— Textauszug —
'''
Glücklicherweise ist es sowohl technisch möglich als auch wirtschaftlich sinnvoll, bis Mitte des Jahrhunderts fast das gesamte CO2 aus der Eisen- und Stahlerzeugung zu eliminieren. Um dieses Ziel zu erreichen, ist jedoch ein gezielter politischer Vorstoß erforderlich.
Es ist entscheidend, zunächst die Hauptquelle der Emissionen zu ermitteln. Über 80% stammen aus dem ersten Schritt: dem Abbau von Eisenerz, das größtenteils aus Eisen und Sauerstoff besteht, und der chemischen Abtrennung des Sauerstoffs. Die wichtigste Zutat für diese „Reduktion“ ist Kohle, die natürlich große Mengen an CO2 erzeugt. An diesem Punkt wird die Umwandlung von Eisen in Stahl zu einem vergleichsweise emissionsarmen Prozess.
Eine Möglichkeit, die Emissionen der Industrie zu senken, besteht also darin, diesen ersten Schritt ganz zu vermeiden, indem mehr Eisen- und Stahlerzeugnisse recycelt werden, als dies derzeit der Fall ist. Zwar schwankt die Recyclingquote von Eisen und Stahl in den Vereinigten Staaten zwischen 80-90% und liegt weltweit bei über 80%, aber Stahl ist zu 100% recycelbar. Um ihn vollständig zu recyceln, müssen Konstrukteure dazu angehalten werden, Produkte zu entwickeln, die sich leichter zerlegen lassen, um Kupferleitungen und andere Verunreinigungen leichter entfernen zu können.
'''
— Aufgabe —
Liste sämtliche Prozentangaben aus dem Textauszug über die Stahlerzeugung auf und nenne zu jeder, worauf sie sich bezieht.

— Gegebene Daten —
'''
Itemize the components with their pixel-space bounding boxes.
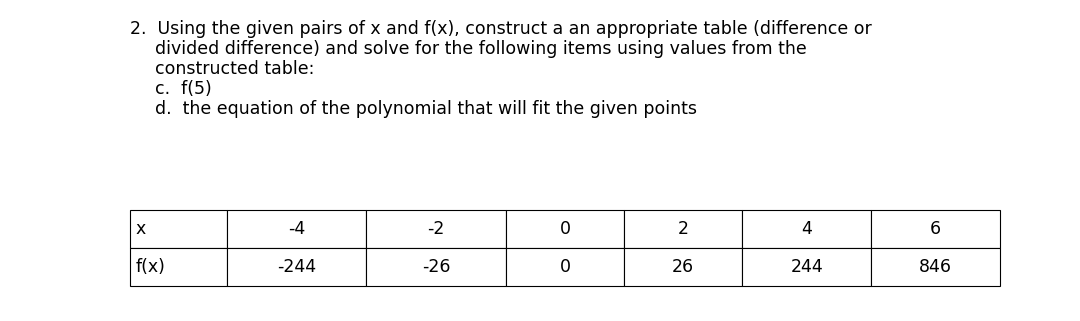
'''
— Antwort —
- über 80%: Anteil der Emissionen, der aus dem ersten Schritt stammt (Abbau von Eisenerz und chemische Abtrennung des Sauerstoffs)
- 80-90%: Spanne, in der die Recyclingquote von Eisen und Stahl in den Vereinigten Staaten schwankt
- über 80%: weltweite Recyclingquote von Eisen und Stahl
- 100%: Stahl ist zu 100% recycelbar